◆ Set task: Within the data that follows, how many lines carry the string "this"? Give the number alone.

◆ Source material:
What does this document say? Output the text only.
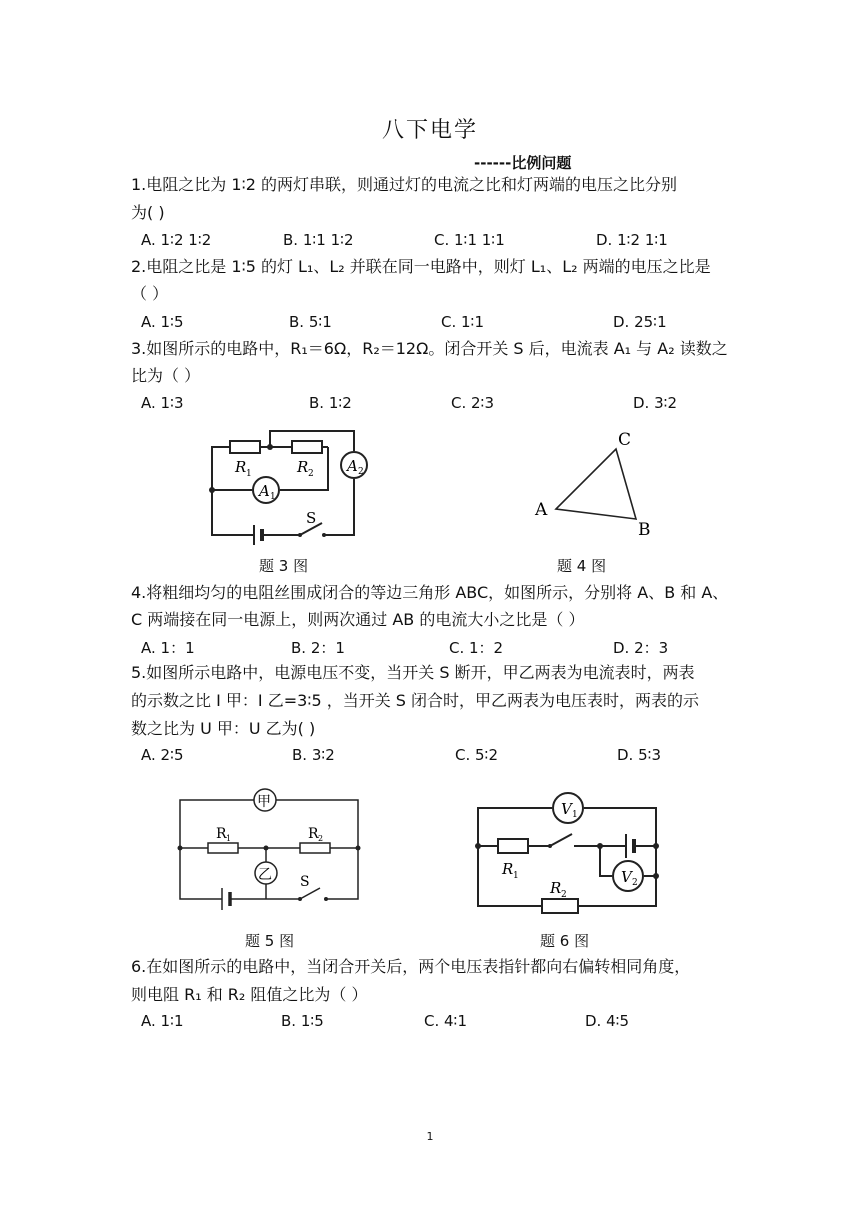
八下电学
------比例问题
1.电阻之比为 1∶2 的两灯串联，则通过灯的电流之比和灯两端的电压之比分别
为( )
A. 1∶2 1∶2	B. 1∶1 1∶2	C. 1∶1 1∶1	D. 1∶2 1∶1
2.电阻之比是 1∶5 的灯 L₁、L₂ 并联在同一电路中，则灯 L₁、L₂ 两端的电压之比是
（ ）
A. 1∶5	B. 5∶1	C. 1∶1	D. 25∶1
3.如图所示的电路中，R₁＝6Ω，R₂＝12Ω。闭合开关 S 后，电流表 A₁ 与 A₂ 读数之
比为（ ）
A. 1∶3	B. 1∶2	C. 2∶3	D. 3∶2
A 1
A 2
R 1	R 2
S
题 3 图
C
A
B
题 4 图
4.将粗细均匀的电阻丝围成闭合的等边三角形 ABC，如图所示，分别将 A、B 和 A、
C 两端接在同一电源上，则两次通过 AB 的电流大小之比是（ ）
A. 1：1	B. 2：1	C. 1：2	D. 2：3
5.如图所示电路中，电源电压不变，当开关 S 断开，甲乙两表为电流表时，两表
的示数之比 I 甲：I 乙=3∶5 ，当开关 S 闭合时，甲乙两表为电压表时，两表的示
数之比为 U 甲：U 乙为( )
A. 2∶5	B. 3∶2	C. 5∶2	D. 5∶3
甲
乙
R 1	R 2
S
题 5 图
V 1
V 2
R 1
R 2
题 6 图
6.在如图所示的电路中，当闭合开关后，两个电压表指针都向右偏转相同角度，
则电阻 R₁ 和 R₂ 阻值之比为（ ）
A. 1∶1	B. 1∶5	C. 4∶1	D. 4∶5
1
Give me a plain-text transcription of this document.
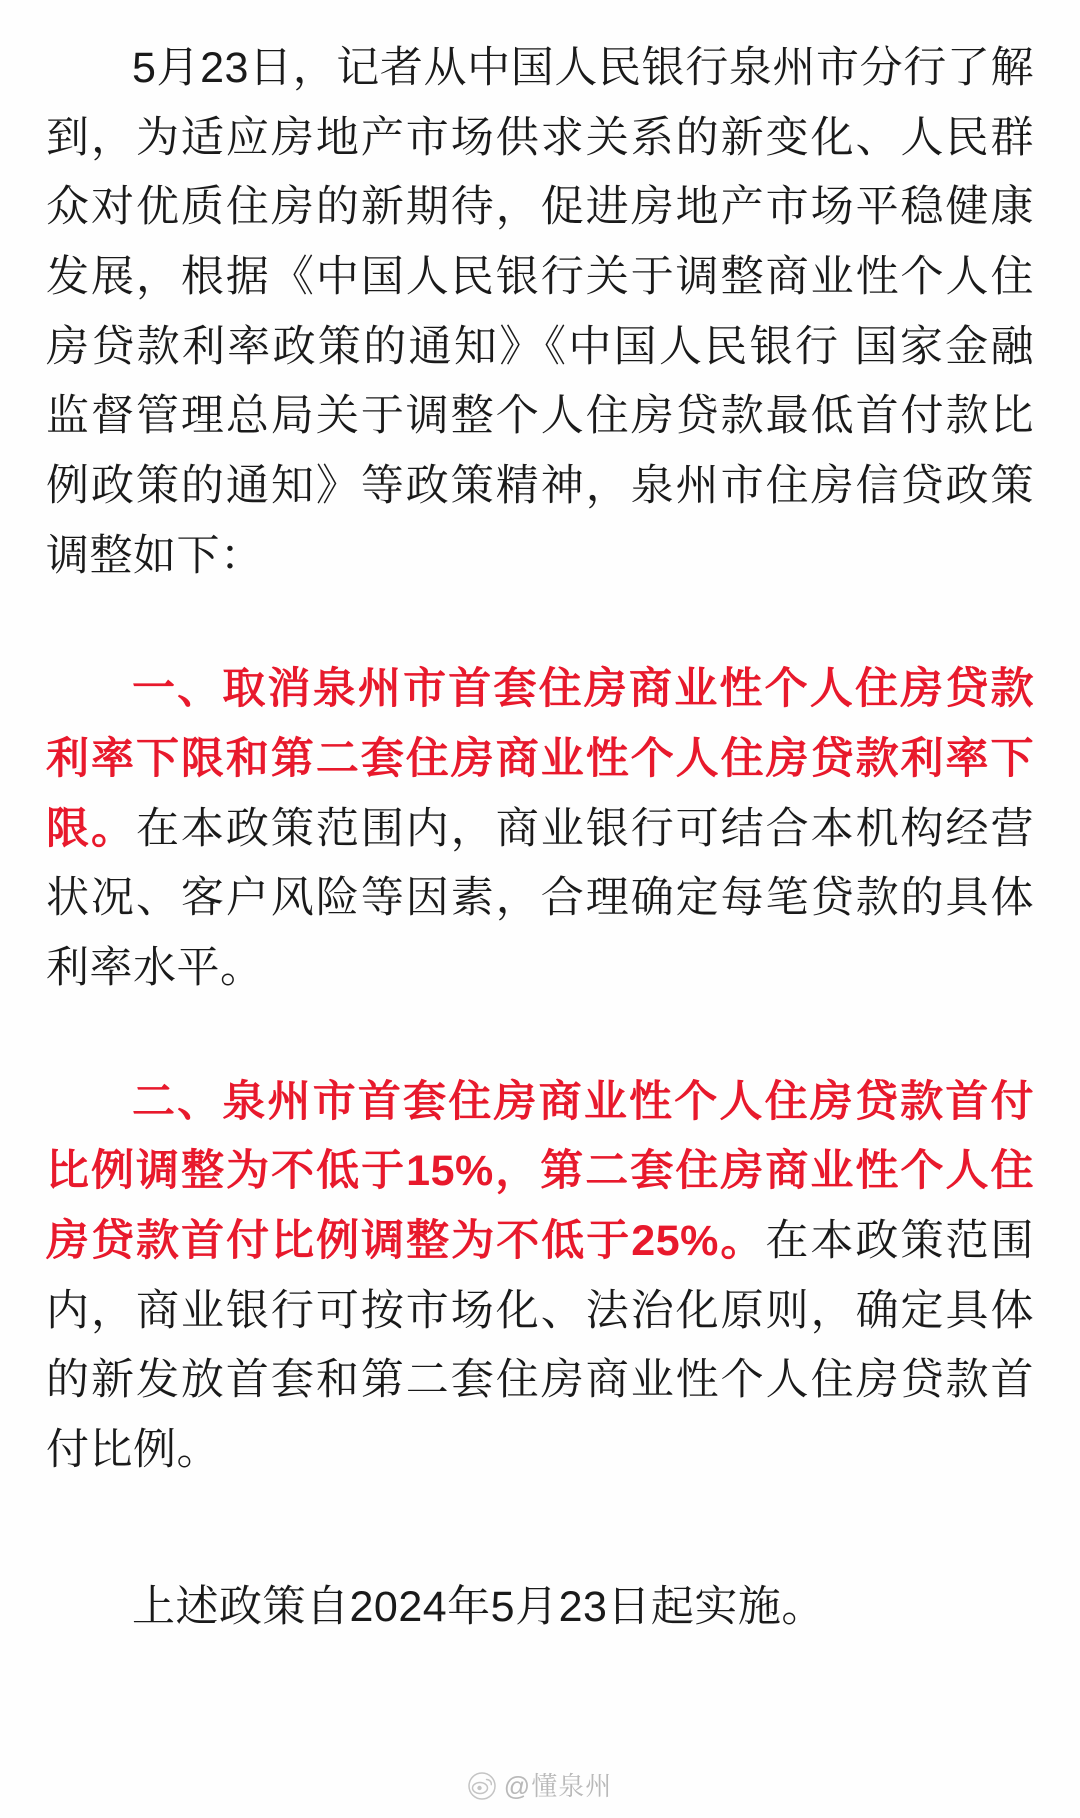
5月23日，记者从中国人民银行泉州市分行了解到，为适应房地产市场供求关系的新变化、人民群众对优质住房的新期待，促进房地产市场平稳健康发展，根据《中国人民银行关于调整商业性个人住房贷款利率政策的通知》《中国人民银行 国家金融监督管理总局关于调整个人住房贷款最低首付款比例政策的通知》等政策精神，泉州市住房信贷政策调整如下：

一、取消泉州市首套住房商业性个人住房贷款利率下限和第二套住房商业性个人住房贷款利率下限。在本政策范围内，商业银行可结合本机构经营状况、客户风险等因素，合理确定每笔贷款的具体利率水平。

二、泉州市首套住房商业性个人住房贷款首付比例调整为不低于15%，第二套住房商业性个人住房贷款首付比例调整为不低于25%。在本政策范围内，商业银行可按市场化、法治化原则，确定具体的新发放首套和第二套住房商业性个人住房贷款首付比例。

上述政策自2024年5月23日起实施。

@懂泉州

◆ Response to the exercise: 2